O que fazer
Transcreva literalmente a parte do texto sobre a torcida do São José que vai de "Eduardo Torres, repórter" a "reconhecidos no clube.".

Trecho do documento
+ + + + +

Nossas glórias se explicam nos detalhes. Vale a pena cruzar o Estado a cada rodada, mesmo quando a chance de vitória é mínima e você está só entre dois ou três torcedores. É uma missão amarrar as bandeiras na grade, com olhos e garganta à espera dos guerreiros em azul e branco. Não precisa estádio lotado. Quem torce pelo Zeca aprende a se multiplicar e ser, ele próprio, a massa que empurra o time.
Vocês, grenalinos, contaminados pelo "futebol moderno", não entenderiam. Vem de criança o gosto pela arquibancada e a sensação de que eu não apoio o time, participo dele.
Ora, foi o meu grito que distraiu um goleiro e garantiu um gol decisivo. Quando minha filha nasceu, o gol foi dedicado a ela. Eu oriento jogadores, xingo treinador e tiro sarro do adversário. Todos retrucam. É antigo, grosseiro? E daí? Espero que a modernidade não apague o que me faz cada vez mais apaixonado por esse clube.
Não torço pelo São José por vitórias. Torço por torcer.
Eduardo Torres, repórter do Diário Gaúcho e torcedor, fanático, do São José
AQUI NÃO SOU MAIS UM. AQUI EU SOU O TORCEDOR
- Torço para o São José porque aqui não sou mais um torcedor. Aqui eu sou "O torcedor". Somos todos reconhecidos no clube.
A frase do estudante Thalys Ferrreira Engel, 18 anos, filho de pai gremista e mãe colorada, tenta explicar porque jovens como ele, todos integrantes das torcidas organizadas Os Farrapos e Os Guaipecas, as mais fanáticas do Zequinha, torcem para um clube sem títulos. Está nessa garotada, que assiste até a partidas do time juvenil, como na quarta-feira à tarde, contra o Grêmio, no Passo D'Areia, o futuro do clube de azul e branco.

+ + + + +

Registros
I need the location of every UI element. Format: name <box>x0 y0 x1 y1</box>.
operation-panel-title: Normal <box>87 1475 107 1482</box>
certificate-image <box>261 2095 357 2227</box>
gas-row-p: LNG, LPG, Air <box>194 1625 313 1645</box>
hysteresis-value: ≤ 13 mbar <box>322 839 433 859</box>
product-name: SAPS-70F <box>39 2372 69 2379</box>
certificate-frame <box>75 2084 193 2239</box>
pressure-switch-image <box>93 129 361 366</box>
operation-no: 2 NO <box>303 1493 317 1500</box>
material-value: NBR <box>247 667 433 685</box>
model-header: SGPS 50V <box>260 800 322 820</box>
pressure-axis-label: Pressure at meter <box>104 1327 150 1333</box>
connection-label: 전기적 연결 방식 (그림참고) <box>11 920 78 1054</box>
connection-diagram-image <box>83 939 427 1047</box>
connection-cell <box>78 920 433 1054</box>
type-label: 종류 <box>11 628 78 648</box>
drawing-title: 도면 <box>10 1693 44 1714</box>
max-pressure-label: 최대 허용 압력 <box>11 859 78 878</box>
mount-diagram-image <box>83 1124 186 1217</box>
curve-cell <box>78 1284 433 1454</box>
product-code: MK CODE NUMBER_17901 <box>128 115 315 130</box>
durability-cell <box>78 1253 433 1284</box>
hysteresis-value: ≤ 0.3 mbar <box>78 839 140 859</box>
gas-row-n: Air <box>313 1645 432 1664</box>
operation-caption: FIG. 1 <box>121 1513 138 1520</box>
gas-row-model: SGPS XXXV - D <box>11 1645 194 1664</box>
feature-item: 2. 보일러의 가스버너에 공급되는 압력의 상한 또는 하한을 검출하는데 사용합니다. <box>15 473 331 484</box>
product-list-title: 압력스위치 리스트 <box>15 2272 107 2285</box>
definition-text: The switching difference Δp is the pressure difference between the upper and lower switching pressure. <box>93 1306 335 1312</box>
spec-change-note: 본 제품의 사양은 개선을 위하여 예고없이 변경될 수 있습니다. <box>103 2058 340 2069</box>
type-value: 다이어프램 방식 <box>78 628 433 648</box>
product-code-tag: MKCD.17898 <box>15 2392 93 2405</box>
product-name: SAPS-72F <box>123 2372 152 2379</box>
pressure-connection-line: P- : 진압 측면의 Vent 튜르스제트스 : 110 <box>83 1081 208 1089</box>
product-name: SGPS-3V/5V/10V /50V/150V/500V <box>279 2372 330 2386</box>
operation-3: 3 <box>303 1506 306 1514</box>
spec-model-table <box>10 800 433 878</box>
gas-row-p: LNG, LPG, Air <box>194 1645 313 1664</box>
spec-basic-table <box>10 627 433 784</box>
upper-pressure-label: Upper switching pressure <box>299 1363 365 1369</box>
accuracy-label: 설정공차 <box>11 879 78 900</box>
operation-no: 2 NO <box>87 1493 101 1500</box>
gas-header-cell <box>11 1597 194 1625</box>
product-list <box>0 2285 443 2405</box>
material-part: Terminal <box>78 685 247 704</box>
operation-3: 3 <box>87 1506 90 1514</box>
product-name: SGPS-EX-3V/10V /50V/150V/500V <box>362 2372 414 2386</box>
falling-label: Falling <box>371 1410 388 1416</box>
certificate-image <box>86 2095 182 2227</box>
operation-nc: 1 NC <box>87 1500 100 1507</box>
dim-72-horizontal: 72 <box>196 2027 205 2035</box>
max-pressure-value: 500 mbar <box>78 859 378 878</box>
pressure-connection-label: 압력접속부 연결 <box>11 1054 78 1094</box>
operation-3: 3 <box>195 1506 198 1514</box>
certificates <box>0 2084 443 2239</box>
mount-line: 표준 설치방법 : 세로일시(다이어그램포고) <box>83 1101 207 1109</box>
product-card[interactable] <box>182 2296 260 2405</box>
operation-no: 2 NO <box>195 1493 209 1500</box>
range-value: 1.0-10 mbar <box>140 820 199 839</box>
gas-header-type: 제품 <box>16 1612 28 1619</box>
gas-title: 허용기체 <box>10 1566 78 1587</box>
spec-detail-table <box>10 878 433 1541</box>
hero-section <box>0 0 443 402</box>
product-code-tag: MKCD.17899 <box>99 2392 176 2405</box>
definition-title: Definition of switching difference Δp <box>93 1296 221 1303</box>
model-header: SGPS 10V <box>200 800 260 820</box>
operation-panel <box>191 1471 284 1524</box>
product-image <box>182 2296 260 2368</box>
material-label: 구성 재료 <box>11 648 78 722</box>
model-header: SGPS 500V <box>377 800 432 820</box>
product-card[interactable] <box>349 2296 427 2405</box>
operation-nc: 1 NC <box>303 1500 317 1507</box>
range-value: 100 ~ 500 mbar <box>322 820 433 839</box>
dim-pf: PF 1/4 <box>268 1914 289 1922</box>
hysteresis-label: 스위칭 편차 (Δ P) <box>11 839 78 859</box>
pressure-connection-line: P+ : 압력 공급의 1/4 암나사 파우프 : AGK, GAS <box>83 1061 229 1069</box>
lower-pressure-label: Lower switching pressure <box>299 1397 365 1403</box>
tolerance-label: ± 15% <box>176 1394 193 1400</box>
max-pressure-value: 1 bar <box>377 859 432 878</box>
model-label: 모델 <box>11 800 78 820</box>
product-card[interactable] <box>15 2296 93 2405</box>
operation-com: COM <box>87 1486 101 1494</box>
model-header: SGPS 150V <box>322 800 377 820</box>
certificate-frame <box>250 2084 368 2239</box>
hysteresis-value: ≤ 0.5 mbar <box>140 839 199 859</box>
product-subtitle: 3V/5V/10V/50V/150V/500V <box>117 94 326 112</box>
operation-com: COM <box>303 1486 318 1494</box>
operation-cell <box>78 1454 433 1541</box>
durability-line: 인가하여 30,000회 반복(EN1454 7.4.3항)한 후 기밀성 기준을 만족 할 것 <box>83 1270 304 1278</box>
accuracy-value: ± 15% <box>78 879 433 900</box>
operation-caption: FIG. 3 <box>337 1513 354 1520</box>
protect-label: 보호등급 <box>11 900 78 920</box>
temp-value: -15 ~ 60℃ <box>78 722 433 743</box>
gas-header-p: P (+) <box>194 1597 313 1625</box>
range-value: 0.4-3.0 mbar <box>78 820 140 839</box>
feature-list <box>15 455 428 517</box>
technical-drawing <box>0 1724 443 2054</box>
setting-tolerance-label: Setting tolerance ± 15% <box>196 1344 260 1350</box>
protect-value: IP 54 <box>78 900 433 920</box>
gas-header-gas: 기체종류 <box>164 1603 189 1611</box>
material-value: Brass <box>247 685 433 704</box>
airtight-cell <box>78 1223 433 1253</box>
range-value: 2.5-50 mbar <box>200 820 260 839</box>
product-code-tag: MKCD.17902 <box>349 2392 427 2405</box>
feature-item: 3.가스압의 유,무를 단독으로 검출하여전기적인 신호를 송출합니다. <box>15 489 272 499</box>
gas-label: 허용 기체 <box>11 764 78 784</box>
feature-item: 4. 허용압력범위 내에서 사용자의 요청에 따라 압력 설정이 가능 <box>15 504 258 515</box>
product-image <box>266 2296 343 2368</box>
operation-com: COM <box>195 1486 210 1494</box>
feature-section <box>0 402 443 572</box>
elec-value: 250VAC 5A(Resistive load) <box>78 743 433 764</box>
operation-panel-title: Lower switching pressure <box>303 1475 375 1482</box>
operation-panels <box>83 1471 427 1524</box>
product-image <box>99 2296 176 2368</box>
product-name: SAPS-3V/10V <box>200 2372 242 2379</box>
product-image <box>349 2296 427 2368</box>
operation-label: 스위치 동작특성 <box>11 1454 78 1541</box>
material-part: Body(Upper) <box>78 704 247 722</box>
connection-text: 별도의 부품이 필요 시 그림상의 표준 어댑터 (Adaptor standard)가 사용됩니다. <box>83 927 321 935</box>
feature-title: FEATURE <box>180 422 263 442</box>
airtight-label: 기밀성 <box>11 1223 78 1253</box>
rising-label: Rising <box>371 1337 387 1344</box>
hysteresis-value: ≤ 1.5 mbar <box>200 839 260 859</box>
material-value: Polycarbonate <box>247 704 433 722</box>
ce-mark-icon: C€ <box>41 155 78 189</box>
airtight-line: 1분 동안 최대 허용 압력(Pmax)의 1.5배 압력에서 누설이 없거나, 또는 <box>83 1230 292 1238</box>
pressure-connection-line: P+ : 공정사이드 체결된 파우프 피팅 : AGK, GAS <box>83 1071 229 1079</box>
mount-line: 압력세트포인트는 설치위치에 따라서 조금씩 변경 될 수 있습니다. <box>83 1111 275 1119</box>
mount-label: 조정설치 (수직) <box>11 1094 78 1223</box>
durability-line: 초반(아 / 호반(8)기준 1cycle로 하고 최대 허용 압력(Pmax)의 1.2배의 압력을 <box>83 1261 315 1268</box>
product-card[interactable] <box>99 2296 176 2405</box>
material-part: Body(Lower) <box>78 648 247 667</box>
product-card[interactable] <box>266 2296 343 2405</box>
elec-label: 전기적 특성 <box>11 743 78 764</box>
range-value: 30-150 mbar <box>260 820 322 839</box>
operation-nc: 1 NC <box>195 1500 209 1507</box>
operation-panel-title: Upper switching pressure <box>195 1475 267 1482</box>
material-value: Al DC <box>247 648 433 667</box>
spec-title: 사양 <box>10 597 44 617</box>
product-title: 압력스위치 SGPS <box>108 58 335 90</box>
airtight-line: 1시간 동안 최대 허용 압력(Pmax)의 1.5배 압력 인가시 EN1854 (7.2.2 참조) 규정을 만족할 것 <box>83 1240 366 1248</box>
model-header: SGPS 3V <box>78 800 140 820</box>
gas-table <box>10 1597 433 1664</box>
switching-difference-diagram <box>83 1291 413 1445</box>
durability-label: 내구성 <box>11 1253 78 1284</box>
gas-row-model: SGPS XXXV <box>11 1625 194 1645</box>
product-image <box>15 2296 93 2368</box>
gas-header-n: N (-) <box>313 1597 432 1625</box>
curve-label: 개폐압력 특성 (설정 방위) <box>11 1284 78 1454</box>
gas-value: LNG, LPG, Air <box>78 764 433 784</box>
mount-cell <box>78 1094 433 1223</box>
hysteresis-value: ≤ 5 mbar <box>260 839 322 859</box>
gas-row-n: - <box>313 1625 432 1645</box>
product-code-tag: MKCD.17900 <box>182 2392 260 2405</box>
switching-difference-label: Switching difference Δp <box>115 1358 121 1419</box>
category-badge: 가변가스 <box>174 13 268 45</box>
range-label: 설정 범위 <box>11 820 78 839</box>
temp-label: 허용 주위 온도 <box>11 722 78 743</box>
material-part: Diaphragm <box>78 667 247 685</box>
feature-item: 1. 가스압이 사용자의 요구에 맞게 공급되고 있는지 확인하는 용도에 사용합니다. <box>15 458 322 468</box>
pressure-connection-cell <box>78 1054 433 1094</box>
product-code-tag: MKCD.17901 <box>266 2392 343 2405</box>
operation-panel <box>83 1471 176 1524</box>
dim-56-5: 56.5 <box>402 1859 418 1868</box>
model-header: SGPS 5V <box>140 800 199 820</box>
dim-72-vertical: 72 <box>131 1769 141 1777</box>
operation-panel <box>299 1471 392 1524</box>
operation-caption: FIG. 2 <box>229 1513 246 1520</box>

+ + + + +

Resultado da tarefa
Eduardo Torres, repórter do Diário Gaúcho e torcedor, fanático, do São José
AQUI NÃO SOU MAIS UM. AQUI EU SOU O TORCEDOR
- Torço para o São José porque aqui não sou mais um torcedor. Aqui eu sou "O torcedor". Somos todos reconhecidos no clube.